- SHORT TASK
Your task is to repeat all of the material exactly.

- THE RECORDS

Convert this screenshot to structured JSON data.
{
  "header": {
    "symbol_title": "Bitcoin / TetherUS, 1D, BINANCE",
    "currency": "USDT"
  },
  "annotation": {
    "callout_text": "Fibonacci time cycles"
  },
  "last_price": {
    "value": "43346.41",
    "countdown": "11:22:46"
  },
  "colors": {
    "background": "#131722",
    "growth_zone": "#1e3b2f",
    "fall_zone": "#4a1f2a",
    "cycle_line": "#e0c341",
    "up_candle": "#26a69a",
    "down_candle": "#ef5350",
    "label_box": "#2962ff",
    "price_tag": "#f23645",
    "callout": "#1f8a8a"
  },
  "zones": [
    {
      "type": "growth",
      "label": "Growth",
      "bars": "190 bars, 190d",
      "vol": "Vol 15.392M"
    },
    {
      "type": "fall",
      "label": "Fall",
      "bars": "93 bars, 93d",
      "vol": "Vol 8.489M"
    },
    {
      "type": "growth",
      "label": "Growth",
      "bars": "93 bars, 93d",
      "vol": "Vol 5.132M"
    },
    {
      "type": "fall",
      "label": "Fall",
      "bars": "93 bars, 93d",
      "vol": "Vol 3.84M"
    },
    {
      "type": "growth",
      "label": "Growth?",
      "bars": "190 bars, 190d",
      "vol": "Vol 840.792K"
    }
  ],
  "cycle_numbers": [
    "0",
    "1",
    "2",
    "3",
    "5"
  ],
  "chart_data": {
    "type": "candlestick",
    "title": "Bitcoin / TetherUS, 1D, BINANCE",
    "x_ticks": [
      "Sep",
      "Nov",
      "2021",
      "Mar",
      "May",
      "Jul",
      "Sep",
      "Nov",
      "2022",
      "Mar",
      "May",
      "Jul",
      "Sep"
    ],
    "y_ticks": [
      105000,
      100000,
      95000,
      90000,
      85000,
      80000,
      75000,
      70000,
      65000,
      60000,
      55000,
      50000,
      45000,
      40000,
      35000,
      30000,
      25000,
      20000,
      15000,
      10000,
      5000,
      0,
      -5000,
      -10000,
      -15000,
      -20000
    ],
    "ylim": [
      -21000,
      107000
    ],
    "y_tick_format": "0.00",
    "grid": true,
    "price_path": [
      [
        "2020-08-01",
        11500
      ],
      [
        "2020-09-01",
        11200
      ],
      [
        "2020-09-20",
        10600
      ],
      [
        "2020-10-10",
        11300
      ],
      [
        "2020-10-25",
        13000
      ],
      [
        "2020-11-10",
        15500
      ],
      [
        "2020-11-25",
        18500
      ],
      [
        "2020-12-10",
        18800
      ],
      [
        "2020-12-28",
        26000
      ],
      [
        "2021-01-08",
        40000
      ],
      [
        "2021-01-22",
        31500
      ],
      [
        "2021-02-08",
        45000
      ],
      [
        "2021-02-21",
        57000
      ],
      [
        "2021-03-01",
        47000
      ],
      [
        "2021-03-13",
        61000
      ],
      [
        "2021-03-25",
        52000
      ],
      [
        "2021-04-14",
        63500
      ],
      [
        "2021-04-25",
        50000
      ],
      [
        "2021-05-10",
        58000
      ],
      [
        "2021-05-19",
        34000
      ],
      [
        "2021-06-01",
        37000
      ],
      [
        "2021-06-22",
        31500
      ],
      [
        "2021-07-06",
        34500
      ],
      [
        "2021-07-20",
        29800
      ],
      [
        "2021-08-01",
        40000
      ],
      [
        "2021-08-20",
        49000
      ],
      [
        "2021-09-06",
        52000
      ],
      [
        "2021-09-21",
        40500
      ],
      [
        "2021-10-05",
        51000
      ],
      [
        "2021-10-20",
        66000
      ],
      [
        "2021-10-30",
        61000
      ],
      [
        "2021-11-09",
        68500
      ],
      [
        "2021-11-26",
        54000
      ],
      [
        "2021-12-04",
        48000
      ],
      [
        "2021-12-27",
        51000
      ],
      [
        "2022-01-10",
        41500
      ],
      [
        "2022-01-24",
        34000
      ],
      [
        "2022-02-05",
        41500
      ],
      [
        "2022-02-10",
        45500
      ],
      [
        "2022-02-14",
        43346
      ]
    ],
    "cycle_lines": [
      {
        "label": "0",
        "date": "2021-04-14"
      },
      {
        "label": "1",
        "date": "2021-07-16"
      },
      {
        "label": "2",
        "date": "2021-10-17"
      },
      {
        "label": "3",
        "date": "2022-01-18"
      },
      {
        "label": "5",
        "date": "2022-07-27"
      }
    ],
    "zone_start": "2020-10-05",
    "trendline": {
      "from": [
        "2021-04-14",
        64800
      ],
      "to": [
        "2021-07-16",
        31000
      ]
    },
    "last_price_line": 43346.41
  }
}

- FINISHED TASK
Convert this screenshot to structured JSON data.
{
  "header": {
    "symbol_title": "Bitcoin / TetherUS, 1D, BINANCE",
    "currency": "USDT"
  },
  "annotation": {
    "callout_text": "Fibonacci time cycles"
  },
  "last_price": {
    "value": "43346.41",
    "countdown": "11:22:46"
  },
  "colors": {
    "background": "#131722",
    "growth_zone": "#1e3b2f",
    "fall_zone": "#4a1f2a",
    "cycle_line": "#e0c341",
    "up_candle": "#26a69a",
    "down_candle": "#ef5350",
    "label_box": "#2962ff",
    "price_tag": "#f23645",
    "callout": "#1f8a8a"
  },
  "zones": [
    {
      "type": "growth",
      "label": "Growth",
      "bars": "190 bars, 190d",
      "vol": "Vol 15.392M"
    },
    {
      "type": "fall",
      "label": "Fall",
      "bars": "93 bars, 93d",
      "vol": "Vol 8.489M"
    },
    {
      "type": "growth",
      "label": "Growth",
      "bars": "93 bars, 93d",
      "vol": "Vol 5.132M"
    },
    {
      "type": "fall",
      "label": "Fall",
      "bars": "93 bars, 93d",
      "vol": "Vol 3.84M"
    },
    {
      "type": "growth",
      "label": "Growth?",
      "bars": "190 bars, 190d",
      "vol": "Vol 840.792K"
    }
  ],
  "cycle_numbers": [
    "0",
    "1",
    "2",
    "3",
    "5"
  ],
  "chart_data": {
    "type": "candlestick",
    "title": "Bitcoin / TetherUS, 1D, BINANCE",
    "x_ticks": [
      "Sep",
      "Nov",
      "2021",
      "Mar",
      "May",
      "Jul",
      "Sep",
      "Nov",
      "2022",
      "Mar",
      "May",
      "Jul",
      "Sep"
    ],
    "y_ticks": [
      105000,
      100000,
      95000,
      90000,
      85000,
      80000,
      75000,
      70000,
      65000,
      60000,
      55000,
      50000,
      45000,
      40000,
      35000,
      30000,
      25000,
      20000,
      15000,
      10000,
      5000,
      0,
      -5000,
      -10000,
      -15000,
      -20000
    ],
    "ylim": [
      -21000,
      107000
    ],
    "y_tick_format": "0.00",
    "grid": true,
    "price_path": [
      [
        "2020-08-01",
        11500
      ],
      [
        "2020-09-01",
        11200
      ],
      [
        "2020-09-20",
        10600
      ],
      [
        "2020-10-10",
        11300
      ],
      [
        "2020-10-25",
        13000
      ],
      [
        "2020-11-10",
        15500
      ],
      [
        "2020-11-25",
        18500
      ],
      [
        "2020-12-10",
        18800
      ],
      [
        "2020-12-28",
        26000
      ],
      [
        "2021-01-08",
        40000
      ],
      [
        "2021-01-22",
        31500
      ],
      [
        "2021-02-08",
        45000
      ],
      [
        "2021-02-21",
        57000
      ],
      [
        "2021-03-01",
        47000
      ],
      [
        "2021-03-13",
        61000
      ],
      [
        "2021-03-25",
        52000
      ],
      [
        "2021-04-14",
        63500
      ],
      [
        "2021-04-25",
        50000
      ],
      [
        "2021-05-10",
        58000
      ],
      [
        "2021-05-19",
        34000
      ],
      [
        "2021-06-01",
        37000
      ],
      [
        "2021-06-22",
        31500
      ],
      [
        "2021-07-06",
        34500
      ],
      [
        "2021-07-20",
        29800
      ],
      [
        "2021-08-01",
        40000
      ],
      [
        "2021-08-20",
        49000
      ],
      [
        "2021-09-06",
        52000
      ],
      [
        "2021-09-21",
        40500
      ],
      [
        "2021-10-05",
        51000
      ],
      [
        "2021-10-20",
        66000
      ],
      [
        "2021-10-30",
        61000
      ],
      [
        "2021-11-09",
        68500
      ],
      [
        "2021-11-26",
        54000
      ],
      [
        "2021-12-04",
        48000
      ],
      [
        "2021-12-27",
        51000
      ],
      [
        "2022-01-10",
        41500
      ],
      [
        "2022-01-24",
        34000
      ],
      [
        "2022-02-05",
        41500
      ],
      [
        "2022-02-10",
        45500
      ],
      [
        "2022-02-14",
        43346
      ]
    ],
    "cycle_lines": [
      {
        "label": "0",
        "date": "2021-04-14"
      },
      {
        "label": "1",
        "date": "2021-07-16"
      },
      {
        "label": "2",
        "date": "2021-10-17"
      },
      {
        "label": "3",
        "date": "2022-01-18"
      },
      {
        "label": "5",
        "date": "2022-07-27"
      }
    ],
    "zone_start": "2020-10-05",
    "trendline": {
      "from": [
        "2021-04-14",
        64800
      ],
      "to": [
        "2021-07-16",
        31000
      ]
    },
    "last_price_line": 43346.41
  }
}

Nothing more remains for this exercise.